■ Work instructions
The line containing "What text is on this page?" marks the start; extract exactly from it through the last line of the entries, and omit any pictures.

※

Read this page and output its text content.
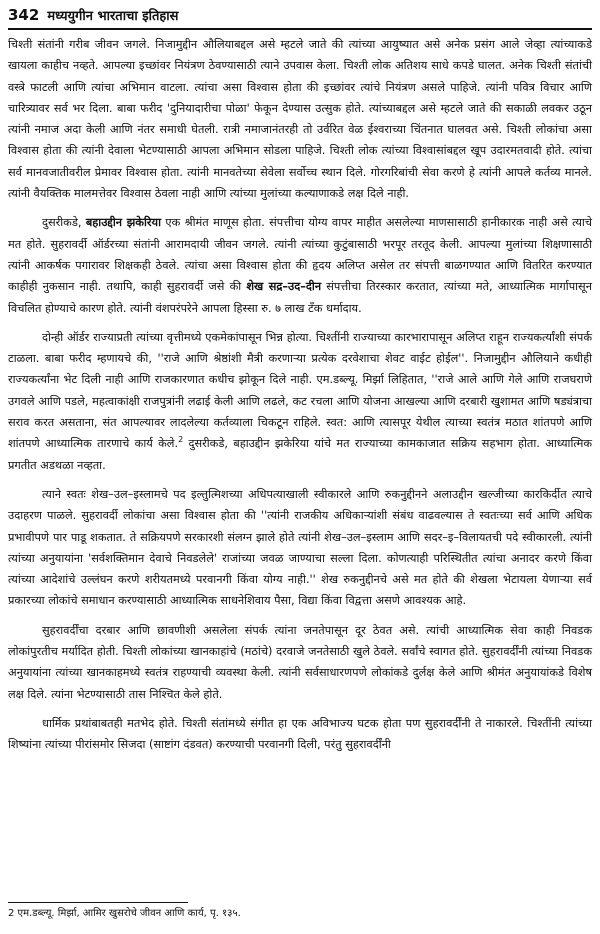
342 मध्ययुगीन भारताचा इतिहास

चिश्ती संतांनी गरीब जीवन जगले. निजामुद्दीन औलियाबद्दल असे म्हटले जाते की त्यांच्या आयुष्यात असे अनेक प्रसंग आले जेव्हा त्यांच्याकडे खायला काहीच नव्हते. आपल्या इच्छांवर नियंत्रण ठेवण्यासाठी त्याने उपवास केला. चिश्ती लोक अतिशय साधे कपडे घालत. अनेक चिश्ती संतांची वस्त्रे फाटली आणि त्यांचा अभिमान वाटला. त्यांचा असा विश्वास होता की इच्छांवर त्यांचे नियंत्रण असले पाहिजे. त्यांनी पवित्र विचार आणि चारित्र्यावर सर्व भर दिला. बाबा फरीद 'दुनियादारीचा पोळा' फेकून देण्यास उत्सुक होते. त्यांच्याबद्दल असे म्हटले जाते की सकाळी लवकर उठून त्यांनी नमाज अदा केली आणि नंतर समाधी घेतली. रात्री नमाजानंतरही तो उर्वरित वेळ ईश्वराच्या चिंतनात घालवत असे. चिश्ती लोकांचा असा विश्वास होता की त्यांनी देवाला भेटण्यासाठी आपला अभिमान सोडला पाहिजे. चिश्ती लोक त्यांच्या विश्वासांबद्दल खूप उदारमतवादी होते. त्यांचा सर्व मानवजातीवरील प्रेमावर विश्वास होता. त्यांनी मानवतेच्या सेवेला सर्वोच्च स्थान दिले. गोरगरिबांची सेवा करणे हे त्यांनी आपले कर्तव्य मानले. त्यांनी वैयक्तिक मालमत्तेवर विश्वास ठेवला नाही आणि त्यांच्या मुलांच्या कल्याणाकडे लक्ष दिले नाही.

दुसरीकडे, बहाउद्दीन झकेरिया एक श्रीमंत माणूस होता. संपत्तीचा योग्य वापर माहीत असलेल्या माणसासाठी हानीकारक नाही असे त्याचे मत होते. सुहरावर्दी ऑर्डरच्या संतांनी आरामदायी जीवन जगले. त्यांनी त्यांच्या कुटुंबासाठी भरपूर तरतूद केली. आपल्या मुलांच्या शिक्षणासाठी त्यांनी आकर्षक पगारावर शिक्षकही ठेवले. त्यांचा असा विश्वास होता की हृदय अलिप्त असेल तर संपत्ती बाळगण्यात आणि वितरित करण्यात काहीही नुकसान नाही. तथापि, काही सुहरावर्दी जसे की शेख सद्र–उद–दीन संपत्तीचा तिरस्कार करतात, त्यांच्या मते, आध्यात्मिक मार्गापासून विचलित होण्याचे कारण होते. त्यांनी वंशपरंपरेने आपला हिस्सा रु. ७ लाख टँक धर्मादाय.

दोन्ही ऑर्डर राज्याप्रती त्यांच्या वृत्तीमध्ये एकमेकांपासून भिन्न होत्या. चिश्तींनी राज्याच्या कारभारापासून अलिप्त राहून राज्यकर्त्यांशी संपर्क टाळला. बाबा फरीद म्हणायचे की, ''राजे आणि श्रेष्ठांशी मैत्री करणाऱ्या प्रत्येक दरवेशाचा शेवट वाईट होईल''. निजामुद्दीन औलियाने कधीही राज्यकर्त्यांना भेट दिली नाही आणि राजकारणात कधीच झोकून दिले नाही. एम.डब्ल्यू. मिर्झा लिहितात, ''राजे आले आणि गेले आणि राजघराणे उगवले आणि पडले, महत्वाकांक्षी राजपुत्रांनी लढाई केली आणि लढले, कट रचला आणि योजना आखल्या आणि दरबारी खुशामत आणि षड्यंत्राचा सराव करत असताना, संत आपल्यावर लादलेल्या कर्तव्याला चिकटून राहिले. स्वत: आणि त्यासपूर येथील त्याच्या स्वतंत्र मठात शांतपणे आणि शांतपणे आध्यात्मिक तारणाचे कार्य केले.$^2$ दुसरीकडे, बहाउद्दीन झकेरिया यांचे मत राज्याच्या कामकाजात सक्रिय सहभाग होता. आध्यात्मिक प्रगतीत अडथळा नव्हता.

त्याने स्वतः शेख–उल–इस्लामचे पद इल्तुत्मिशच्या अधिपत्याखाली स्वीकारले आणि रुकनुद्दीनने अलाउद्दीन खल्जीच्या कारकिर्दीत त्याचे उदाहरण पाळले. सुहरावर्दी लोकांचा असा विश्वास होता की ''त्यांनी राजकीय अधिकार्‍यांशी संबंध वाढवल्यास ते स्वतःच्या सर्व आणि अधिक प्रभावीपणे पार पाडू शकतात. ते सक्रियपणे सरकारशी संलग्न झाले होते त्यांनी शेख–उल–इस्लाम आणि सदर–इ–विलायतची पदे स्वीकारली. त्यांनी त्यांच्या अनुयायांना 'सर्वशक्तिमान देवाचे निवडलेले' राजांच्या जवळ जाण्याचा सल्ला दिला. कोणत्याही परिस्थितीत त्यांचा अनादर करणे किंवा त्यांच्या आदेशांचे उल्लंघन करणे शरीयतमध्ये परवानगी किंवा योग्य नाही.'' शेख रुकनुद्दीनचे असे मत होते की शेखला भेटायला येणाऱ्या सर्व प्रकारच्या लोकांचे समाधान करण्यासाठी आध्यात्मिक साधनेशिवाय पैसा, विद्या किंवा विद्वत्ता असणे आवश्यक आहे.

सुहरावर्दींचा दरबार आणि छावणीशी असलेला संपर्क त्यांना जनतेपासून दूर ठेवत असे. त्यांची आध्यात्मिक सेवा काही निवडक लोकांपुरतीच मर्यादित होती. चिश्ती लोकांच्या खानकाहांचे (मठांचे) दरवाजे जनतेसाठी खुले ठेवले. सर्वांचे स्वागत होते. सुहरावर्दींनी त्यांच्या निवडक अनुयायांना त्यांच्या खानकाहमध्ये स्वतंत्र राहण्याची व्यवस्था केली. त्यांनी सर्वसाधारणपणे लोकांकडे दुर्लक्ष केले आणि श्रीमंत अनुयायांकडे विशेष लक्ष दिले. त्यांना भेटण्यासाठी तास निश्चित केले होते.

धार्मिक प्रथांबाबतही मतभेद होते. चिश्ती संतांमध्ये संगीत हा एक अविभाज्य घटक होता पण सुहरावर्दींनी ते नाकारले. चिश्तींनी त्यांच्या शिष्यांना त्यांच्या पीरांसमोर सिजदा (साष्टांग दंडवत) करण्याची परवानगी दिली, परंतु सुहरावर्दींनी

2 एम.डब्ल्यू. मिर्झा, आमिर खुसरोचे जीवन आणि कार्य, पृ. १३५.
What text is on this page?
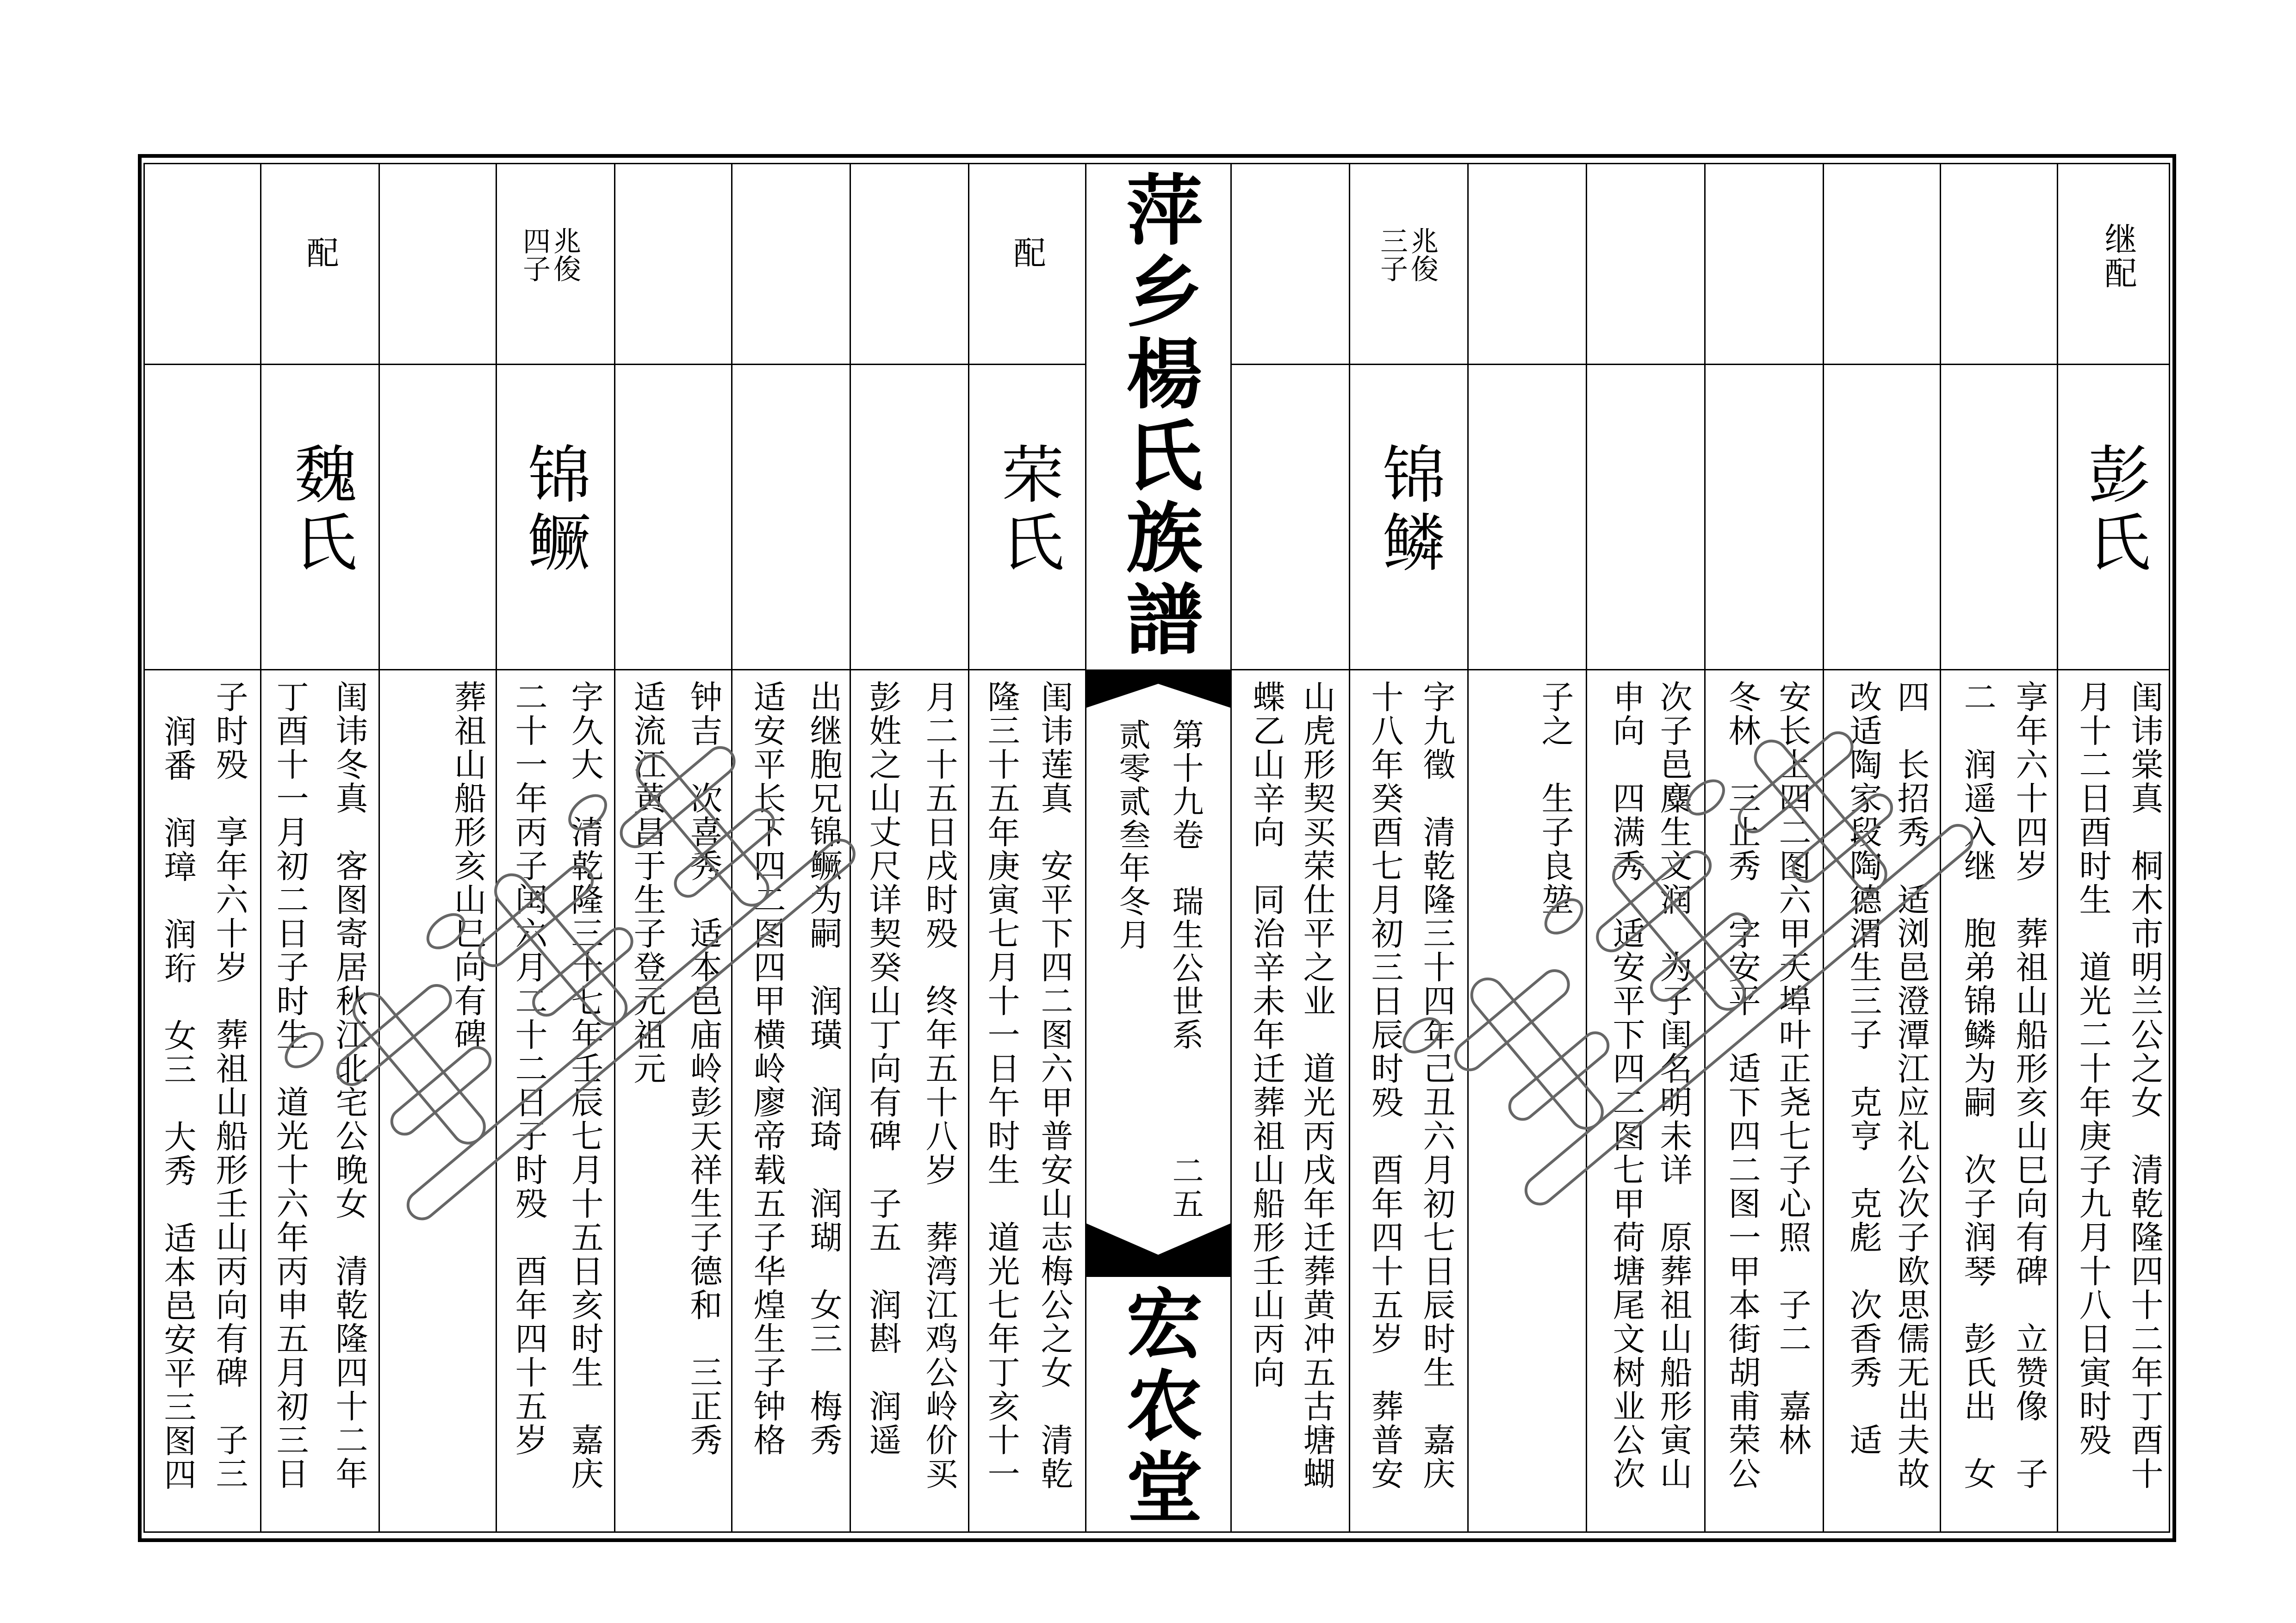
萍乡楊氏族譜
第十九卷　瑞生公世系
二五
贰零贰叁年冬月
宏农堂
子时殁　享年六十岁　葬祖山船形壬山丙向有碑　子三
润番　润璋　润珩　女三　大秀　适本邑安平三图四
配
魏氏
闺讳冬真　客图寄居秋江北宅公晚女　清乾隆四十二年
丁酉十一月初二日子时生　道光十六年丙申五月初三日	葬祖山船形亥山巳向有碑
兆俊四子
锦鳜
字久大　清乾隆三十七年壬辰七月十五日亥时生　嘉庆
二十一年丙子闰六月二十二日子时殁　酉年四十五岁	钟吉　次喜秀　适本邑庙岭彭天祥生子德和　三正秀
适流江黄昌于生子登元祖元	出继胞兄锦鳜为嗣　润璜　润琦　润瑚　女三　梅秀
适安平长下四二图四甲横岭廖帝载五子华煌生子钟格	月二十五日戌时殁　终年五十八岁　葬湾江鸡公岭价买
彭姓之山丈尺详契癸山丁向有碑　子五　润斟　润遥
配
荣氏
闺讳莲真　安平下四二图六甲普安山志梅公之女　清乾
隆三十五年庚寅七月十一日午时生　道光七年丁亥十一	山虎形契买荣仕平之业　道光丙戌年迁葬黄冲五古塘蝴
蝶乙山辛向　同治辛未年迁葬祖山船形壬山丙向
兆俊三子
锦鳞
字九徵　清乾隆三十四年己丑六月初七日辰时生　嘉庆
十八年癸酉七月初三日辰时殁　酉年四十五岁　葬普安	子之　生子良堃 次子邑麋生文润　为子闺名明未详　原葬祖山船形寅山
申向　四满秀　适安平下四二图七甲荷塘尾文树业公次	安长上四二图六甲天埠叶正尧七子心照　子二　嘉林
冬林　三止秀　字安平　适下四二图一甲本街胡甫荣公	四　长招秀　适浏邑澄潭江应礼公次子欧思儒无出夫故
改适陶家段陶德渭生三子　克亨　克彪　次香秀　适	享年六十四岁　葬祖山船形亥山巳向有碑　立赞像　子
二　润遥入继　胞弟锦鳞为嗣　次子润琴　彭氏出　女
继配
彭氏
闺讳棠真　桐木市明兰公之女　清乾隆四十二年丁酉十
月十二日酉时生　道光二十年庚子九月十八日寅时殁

※

■ Exercise answer
What text is on this page?
萍乡楊氏族譜
第十九卷　瑞生公世系
二五
贰零贰叁年冬月
宏农堂
子时殁　享年六十岁　葬祖山船形壬山丙向有碑　子三
润番　润璋　润珩　女三　大秀　适本邑安平三图四
配
魏氏
闺讳冬真　客图寄居秋江北宅公晚女　清乾隆四十二年
丁酉十一月初二日子时生　道光十六年丙申五月初三日	葬祖山船形亥山巳向有碑
兆俊四子
锦鳜
字久大　清乾隆三十七年壬辰七月十五日亥时生　嘉庆
二十一年丙子闰六月二十二日子时殁　酉年四十五岁	钟吉　次喜秀　适本邑庙岭彭天祥生子德和　三正秀
适流江黄昌于生子登元祖元	出继胞兄锦鳜为嗣　润璜　润琦　润瑚　女三　梅秀
适安平长下四二图四甲横岭廖帝载五子华煌生子钟格	月二十五日戌时殁　终年五十八岁　葬湾江鸡公岭价买
彭姓之山丈尺详契癸山丁向有碑　子五　润斟　润遥
配
荣氏
闺讳莲真　安平下四二图六甲普安山志梅公之女　清乾
隆三十五年庚寅七月十一日午时生　道光七年丁亥十一	山虎形契买荣仕平之业　道光丙戌年迁葬黄冲五古塘蝴
蝶乙山辛向　同治辛未年迁葬祖山船形壬山丙向
兆俊三子
锦鳞
字九徵　清乾隆三十四年己丑六月初七日辰时生　嘉庆
十八年癸酉七月初三日辰时殁　酉年四十五岁　葬普安	子之　生子良堃 次子邑麋生文润　为子闺名明未详　原葬祖山船形寅山
申向　四满秀　适安平下四二图七甲荷塘尾文树业公次	安长上四二图六甲天埠叶正尧七子心照　子二　嘉林
冬林　三止秀　字安平　适下四二图一甲本街胡甫荣公	四　长招秀　适浏邑澄潭江应礼公次子欧思儒无出夫故
改适陶家段陶德渭生三子　克亨　克彪　次香秀　适	享年六十四岁　葬祖山船形亥山巳向有碑　立赞像　子
二　润遥入继　胞弟锦鳞为嗣　次子润琴　彭氏出　女
继配
彭氏
闺讳棠真　桐木市明兰公之女　清乾隆四十二年丁酉十
月十二日酉时生　道光二十年庚子九月十八日寅时殁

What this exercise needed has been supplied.